▶ What needs to be done:
Pick out the lines containing "Broad".

Source records
------------------------------------------------------------

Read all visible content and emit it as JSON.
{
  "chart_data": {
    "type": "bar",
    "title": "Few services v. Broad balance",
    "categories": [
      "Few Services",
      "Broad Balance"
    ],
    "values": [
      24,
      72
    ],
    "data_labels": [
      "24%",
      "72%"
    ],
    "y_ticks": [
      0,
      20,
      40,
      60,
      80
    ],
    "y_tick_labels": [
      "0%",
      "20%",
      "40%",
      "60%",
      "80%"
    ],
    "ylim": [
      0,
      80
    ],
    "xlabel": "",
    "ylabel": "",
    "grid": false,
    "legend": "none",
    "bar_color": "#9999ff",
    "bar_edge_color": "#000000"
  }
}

------------------------------------------------------------

▶ Solution below:
    "title": "Few services v. Broad balance",
      "Broad Balance"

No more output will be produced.